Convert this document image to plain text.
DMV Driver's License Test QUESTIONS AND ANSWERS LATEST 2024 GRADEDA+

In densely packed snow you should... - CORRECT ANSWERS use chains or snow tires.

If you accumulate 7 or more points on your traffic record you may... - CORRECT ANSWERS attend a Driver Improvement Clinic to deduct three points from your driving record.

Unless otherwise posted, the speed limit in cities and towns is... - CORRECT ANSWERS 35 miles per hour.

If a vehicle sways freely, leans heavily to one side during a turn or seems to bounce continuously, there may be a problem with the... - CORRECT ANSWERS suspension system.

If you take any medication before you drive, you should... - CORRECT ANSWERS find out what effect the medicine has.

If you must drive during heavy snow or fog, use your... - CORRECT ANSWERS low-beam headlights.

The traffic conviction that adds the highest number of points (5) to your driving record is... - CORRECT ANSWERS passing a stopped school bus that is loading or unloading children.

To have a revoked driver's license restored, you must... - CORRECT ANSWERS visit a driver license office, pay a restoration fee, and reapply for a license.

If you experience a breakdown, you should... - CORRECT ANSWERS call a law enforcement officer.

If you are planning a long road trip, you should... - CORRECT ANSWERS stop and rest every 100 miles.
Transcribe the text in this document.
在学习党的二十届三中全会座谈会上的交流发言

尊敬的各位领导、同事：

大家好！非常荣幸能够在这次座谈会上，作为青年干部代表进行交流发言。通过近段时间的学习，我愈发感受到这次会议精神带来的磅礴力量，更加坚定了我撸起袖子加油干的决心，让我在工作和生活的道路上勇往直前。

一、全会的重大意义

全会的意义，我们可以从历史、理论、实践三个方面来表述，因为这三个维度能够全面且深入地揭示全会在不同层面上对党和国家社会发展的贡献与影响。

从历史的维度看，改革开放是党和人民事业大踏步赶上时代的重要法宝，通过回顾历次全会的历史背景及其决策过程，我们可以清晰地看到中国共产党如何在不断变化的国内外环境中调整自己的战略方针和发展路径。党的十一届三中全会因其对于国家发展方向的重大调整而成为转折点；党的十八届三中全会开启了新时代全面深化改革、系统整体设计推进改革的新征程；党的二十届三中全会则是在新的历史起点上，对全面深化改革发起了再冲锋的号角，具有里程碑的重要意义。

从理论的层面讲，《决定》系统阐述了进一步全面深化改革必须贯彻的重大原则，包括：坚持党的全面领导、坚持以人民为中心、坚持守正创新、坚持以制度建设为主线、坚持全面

* _Exercise_:
From the listing above, reproduce all the lines exactly.

* _The result_:
Convert this document image to plain text.
DMV Driver's License Test QUESTIONS AND ANSWERS LATEST 2024 GRADEDA+

In densely packed snow you should... - CORRECT ANSWERS use chains or snow tires.

If you accumulate 7 or more points on your traffic record you may... - CORRECT ANSWERS attend a Driver Improvement Clinic to deduct three points from your driving record.

Unless otherwise posted, the speed limit in cities and towns is... - CORRECT ANSWERS 35 miles per hour.

If a vehicle sways freely, leans heavily to one side during a turn or seems to bounce continuously, there may be a problem with the... - CORRECT ANSWERS suspension system.

If you take any medication before you drive, you should... - CORRECT ANSWERS find out what effect the medicine has.

If you must drive during heavy snow or fog, use your... - CORRECT ANSWERS low-beam headlights.

The traffic conviction that adds the highest number of points (5) to your driving record is... - CORRECT ANSWERS passing a stopped school bus that is loading or unloading children.

To have a revoked driver's license restored, you must... - CORRECT ANSWERS visit a driver license office, pay a restoration fee, and reapply for a license.

If you experience a breakdown, you should... - CORRECT ANSWERS call a law enforcement officer.

If you are planning a long road trip, you should... - CORRECT ANSWERS stop and rest every 100 miles.
Transcribe the text in this document.
在学习党的二十届三中全会座谈会上的交流发言

尊敬的各位领导、同事：

大家好！非常荣幸能够在这次座谈会上，作为青年干部代表进行交流发言。通过近段时间的学习，我愈发感受到这次会议精神带来的磅礴力量，更加坚定了我撸起袖子加油干的决心，让我在工作和生活的道路上勇往直前。

一、全会的重大意义

全会的意义，我们可以从历史、理论、实践三个方面来表述，因为这三个维度能够全面且深入地揭示全会在不同层面上对党和国家社会发展的贡献与影响。

从历史的维度看，改革开放是党和人民事业大踏步赶上时代的重要法宝，通过回顾历次全会的历史背景及其决策过程，我们可以清晰地看到中国共产党如何在不断变化的国内外环境中调整自己的战略方针和发展路径。党的十一届三中全会因其对于国家发展方向的重大调整而成为转折点；党的十八届三中全会开启了新时代全面深化改革、系统整体设计推进改革的新征程；党的二十届三中全会则是在新的历史起点上，对全面深化改革发起了再冲锋的号角，具有里程碑的重要意义。

从理论的层面讲，《决定》系统阐述了进一步全面深化改革必须贯彻的重大原则，包括：坚持党的全面领导、坚持以人民为中心、坚持守正创新、坚持以制度建设为主线、坚持全面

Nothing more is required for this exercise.